**WHAT THE TASK ASKS**: Could you write out every record below exactly, leaving out any pictures?

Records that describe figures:
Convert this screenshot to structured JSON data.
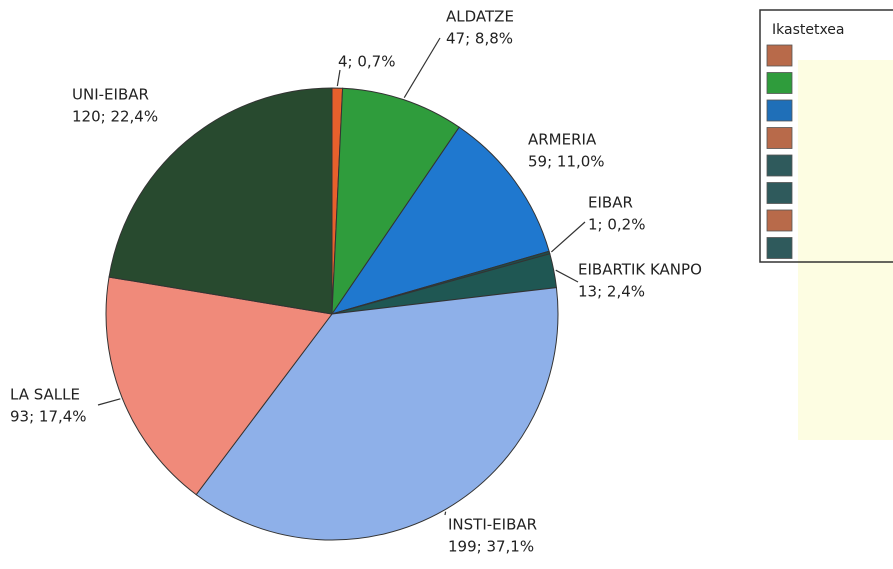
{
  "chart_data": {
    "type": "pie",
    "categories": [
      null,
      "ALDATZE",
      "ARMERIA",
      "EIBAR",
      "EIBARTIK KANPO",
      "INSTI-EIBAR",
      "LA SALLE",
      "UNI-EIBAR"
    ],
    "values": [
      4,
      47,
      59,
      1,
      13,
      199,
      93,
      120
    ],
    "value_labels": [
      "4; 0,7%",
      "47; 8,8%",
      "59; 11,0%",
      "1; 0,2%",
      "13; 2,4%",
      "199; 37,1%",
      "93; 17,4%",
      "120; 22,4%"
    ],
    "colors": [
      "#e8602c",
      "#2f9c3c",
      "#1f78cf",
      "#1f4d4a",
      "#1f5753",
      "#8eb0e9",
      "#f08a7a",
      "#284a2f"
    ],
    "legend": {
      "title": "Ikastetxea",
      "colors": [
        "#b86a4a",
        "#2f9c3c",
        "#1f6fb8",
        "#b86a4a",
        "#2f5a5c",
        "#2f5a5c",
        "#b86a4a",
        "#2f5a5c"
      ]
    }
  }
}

**ANSWER TO THE EXERCISE**:
Convert this screenshot to structured JSON data.
{
  "chart_data": {
    "type": "pie",
    "categories": [
      null,
      "ALDATZE",
      "ARMERIA",
      "EIBAR",
      "EIBARTIK KANPO",
      "INSTI-EIBAR",
      "LA SALLE",
      "UNI-EIBAR"
    ],
    "values": [
      4,
      47,
      59,
      1,
      13,
      199,
      93,
      120
    ],
    "value_labels": [
      "4; 0,7%",
      "47; 8,8%",
      "59; 11,0%",
      "1; 0,2%",
      "13; 2,4%",
      "199; 37,1%",
      "93; 17,4%",
      "120; 22,4%"
    ],
    "colors": [
      "#e8602c",
      "#2f9c3c",
      "#1f78cf",
      "#1f4d4a",
      "#1f5753",
      "#8eb0e9",
      "#f08a7a",
      "#284a2f"
    ],
    "legend": {
      "title": "Ikastetxea",
      "colors": [
        "#b86a4a",
        "#2f9c3c",
        "#1f6fb8",
        "#b86a4a",
        "#2f5a5c",
        "#2f5a5c",
        "#b86a4a",
        "#2f5a5c"
      ]
    }
  }
}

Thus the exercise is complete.